[Boxed element items]
◆ ◆ ◆ ◆
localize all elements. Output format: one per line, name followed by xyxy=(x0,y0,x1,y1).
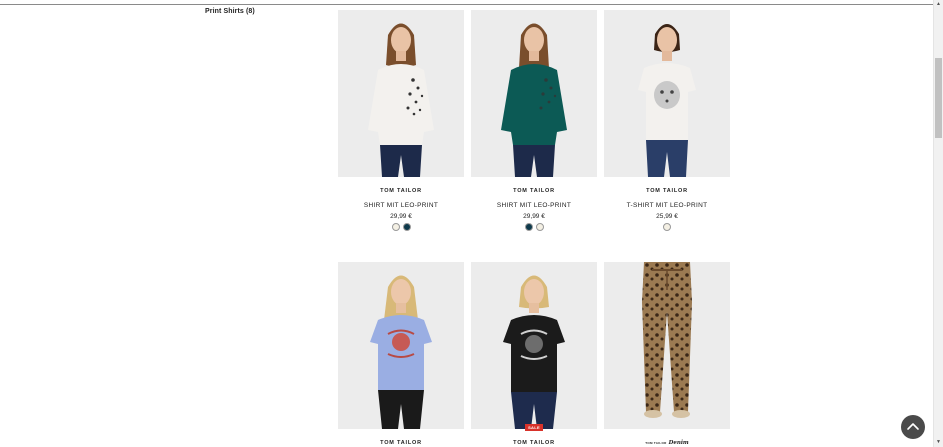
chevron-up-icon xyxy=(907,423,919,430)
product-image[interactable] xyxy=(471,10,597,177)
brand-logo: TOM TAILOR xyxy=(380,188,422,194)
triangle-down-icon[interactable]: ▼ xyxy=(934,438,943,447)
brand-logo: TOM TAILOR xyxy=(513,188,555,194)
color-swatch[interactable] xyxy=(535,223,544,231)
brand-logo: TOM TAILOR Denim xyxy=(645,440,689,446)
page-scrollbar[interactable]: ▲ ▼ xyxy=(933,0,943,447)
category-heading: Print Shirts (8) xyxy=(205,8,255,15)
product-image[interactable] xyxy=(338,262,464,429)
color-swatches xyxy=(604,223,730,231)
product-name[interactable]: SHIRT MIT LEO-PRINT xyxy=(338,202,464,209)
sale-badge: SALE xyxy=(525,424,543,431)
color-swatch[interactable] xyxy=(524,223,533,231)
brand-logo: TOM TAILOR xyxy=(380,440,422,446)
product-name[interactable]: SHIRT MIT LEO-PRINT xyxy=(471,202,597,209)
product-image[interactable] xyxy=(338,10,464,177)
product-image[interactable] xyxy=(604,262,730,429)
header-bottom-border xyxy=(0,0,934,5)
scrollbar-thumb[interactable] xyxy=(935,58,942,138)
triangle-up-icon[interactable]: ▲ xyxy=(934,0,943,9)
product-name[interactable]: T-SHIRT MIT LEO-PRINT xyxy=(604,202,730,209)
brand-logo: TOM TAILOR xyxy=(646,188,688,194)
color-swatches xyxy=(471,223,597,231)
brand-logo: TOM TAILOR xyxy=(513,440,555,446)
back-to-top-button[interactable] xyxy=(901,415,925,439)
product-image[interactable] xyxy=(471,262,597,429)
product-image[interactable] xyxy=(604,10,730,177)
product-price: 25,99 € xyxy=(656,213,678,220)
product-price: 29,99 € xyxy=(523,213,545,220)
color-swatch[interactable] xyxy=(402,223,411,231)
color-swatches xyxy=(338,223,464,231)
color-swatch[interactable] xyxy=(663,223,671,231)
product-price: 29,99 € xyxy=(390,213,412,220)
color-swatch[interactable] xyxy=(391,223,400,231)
◆ ◆ ◆ ◆
» What to produce
Take the part that opens with the line containing "chevron-up-icon xyxy=(907,423,919,430)" and closes with the line containing "product-image[interactable] xyxy=(604,10,730,177)", and write it out again with "brand-logo" swapped for "brand-mark" and nothing else changed.

» Response
chevron-up-icon xyxy=(907,423,919,430)
product-image[interactable] xyxy=(471,10,597,177)
brand-mark: TOM TAILOR xyxy=(380,188,422,194)
triangle-down-icon[interactable]: ▼ xyxy=(934,438,943,447)
brand-mark: TOM TAILOR xyxy=(513,188,555,194)
color-swatch[interactable] xyxy=(535,223,544,231)
brand-mark: TOM TAILOR Denim xyxy=(645,440,689,446)
page-scrollbar[interactable]: ▲ ▼ xyxy=(933,0,943,447)
category-heading: Print Shirts (8) xyxy=(205,8,255,15)
product-image[interactable] xyxy=(338,262,464,429)
color-swatches xyxy=(604,223,730,231)
product-name[interactable]: SHIRT MIT LEO-PRINT xyxy=(338,202,464,209)
sale-badge: SALE xyxy=(525,424,543,431)
color-swatch[interactable] xyxy=(524,223,533,231)
brand-mark: TOM TAILOR xyxy=(380,440,422,446)
product-name[interactable]: SHIRT MIT LEO-PRINT xyxy=(471,202,597,209)
product-image[interactable] xyxy=(338,10,464,177)
product-image[interactable] xyxy=(604,262,730,429)
header-bottom-border xyxy=(0,0,934,5)
scrollbar-thumb[interactable] xyxy=(935,58,942,138)
triangle-up-icon[interactable]: ▲ xyxy=(934,0,943,9)
product-name[interactable]: T-SHIRT MIT LEO-PRINT xyxy=(604,202,730,209)
brand-mark: TOM TAILOR xyxy=(646,188,688,194)
color-swatches xyxy=(471,223,597,231)
brand-mark: TOM TAILOR xyxy=(513,440,555,446)
back-to-top-button[interactable] xyxy=(901,415,925,439)
product-image[interactable] xyxy=(471,262,597,429)
product-image[interactable] xyxy=(604,10,730,177)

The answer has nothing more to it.